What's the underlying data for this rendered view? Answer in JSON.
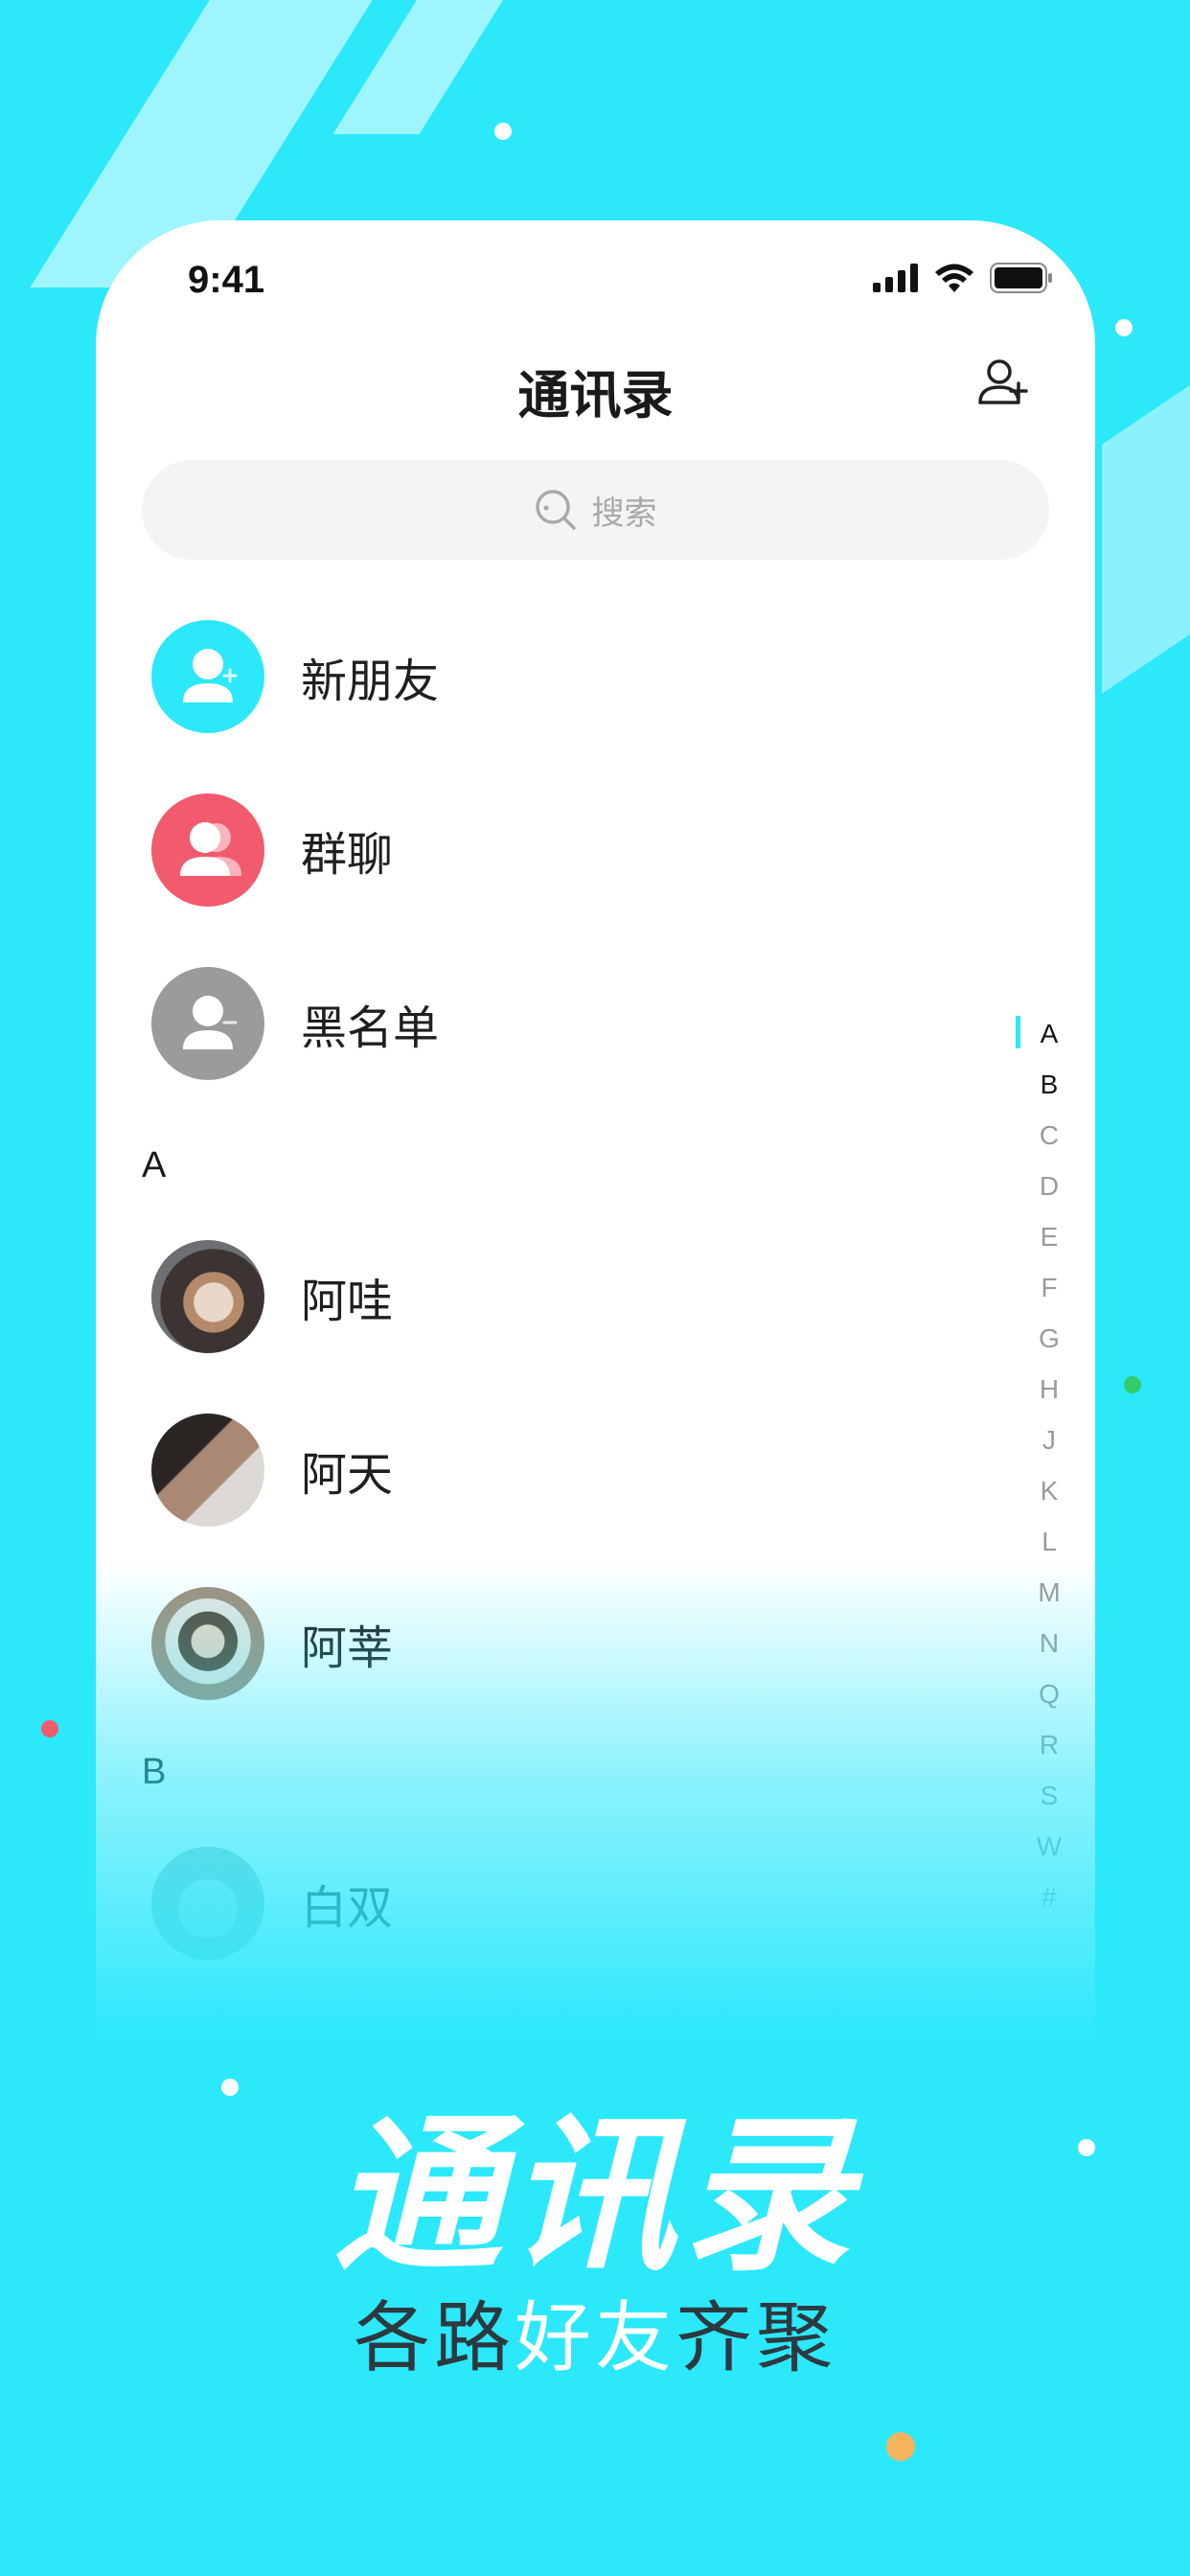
{
  "status_bar": {
    "time": "9:41"
  },
  "header": {
    "title": "通讯录"
  },
  "search": {
    "placeholder": "搜索"
  },
  "fixed_items": [
    {
      "label": "新朋友",
      "icon": "new-friend-icon",
      "color": "#2ce8fb"
    },
    {
      "label": "群聊",
      "icon": "group-chat-icon",
      "color": "#f25b6e"
    },
    {
      "label": "黑名单",
      "icon": "blacklist-icon",
      "color": "#9b9b9b"
    }
  ],
  "sections": [
    {
      "letter": "A",
      "contacts": [
        {
          "name": "阿哇"
        },
        {
          "name": "阿天"
        },
        {
          "name": "阿莘"
        }
      ]
    },
    {
      "letter": "B",
      "contacts": [
        {
          "name": "白双"
        }
      ]
    }
  ],
  "index_bar": [
    "A",
    "B",
    "C",
    "D",
    "E",
    "F",
    "G",
    "H",
    "J",
    "K",
    "L",
    "M",
    "N",
    "Q",
    "R",
    "S",
    "W",
    "#"
  ],
  "index_active": "A",
  "promo": {
    "title": "通讯录",
    "subtitle_part1": "各路",
    "subtitle_highlight": "好友",
    "subtitle_part2": "齐聚"
  },
  "colors": {
    "background": "#2ce8fb",
    "accent": "#2ce8fb",
    "group": "#f25b6e",
    "blacklist": "#9b9b9b"
  }
}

== GIVEN EXERCISE ==
All the lines above are to be given again exactly as they read, with the pictures removed.

== THE RESULT ==
What's the underlying data for this rendered view? Answer in JSON.
{
  "status_bar": {
    "time": "9:41"
  },
  "header": {
    "title": "通讯录"
  },
  "search": {
    "placeholder": "搜索"
  },
  "fixed_items": [
    {
      "label": "新朋友",
      "icon": "new-friend-icon",
      "color": "#2ce8fb"
    },
    {
      "label": "群聊",
      "icon": "group-chat-icon",
      "color": "#f25b6e"
    },
    {
      "label": "黑名单",
      "icon": "blacklist-icon",
      "color": "#9b9b9b"
    }
  ],
  "sections": [
    {
      "letter": "A",
      "contacts": [
        {
          "name": "阿哇"
        },
        {
          "name": "阿天"
        },
        {
          "name": "阿莘"
        }
      ]
    },
    {
      "letter": "B",
      "contacts": [
        {
          "name": "白双"
        }
      ]
    }
  ],
  "index_bar": [
    "A",
    "B",
    "C",
    "D",
    "E",
    "F",
    "G",
    "H",
    "J",
    "K",
    "L",
    "M",
    "N",
    "Q",
    "R",
    "S",
    "W",
    "#"
  ],
  "index_active": "A",
  "promo": {
    "title": "通讯录",
    "subtitle_part1": "各路",
    "subtitle_highlight": "好友",
    "subtitle_part2": "齐聚"
  },
  "colors": {
    "background": "#2ce8fb",
    "accent": "#2ce8fb",
    "group": "#f25b6e",
    "blacklist": "#9b9b9b"
  }
}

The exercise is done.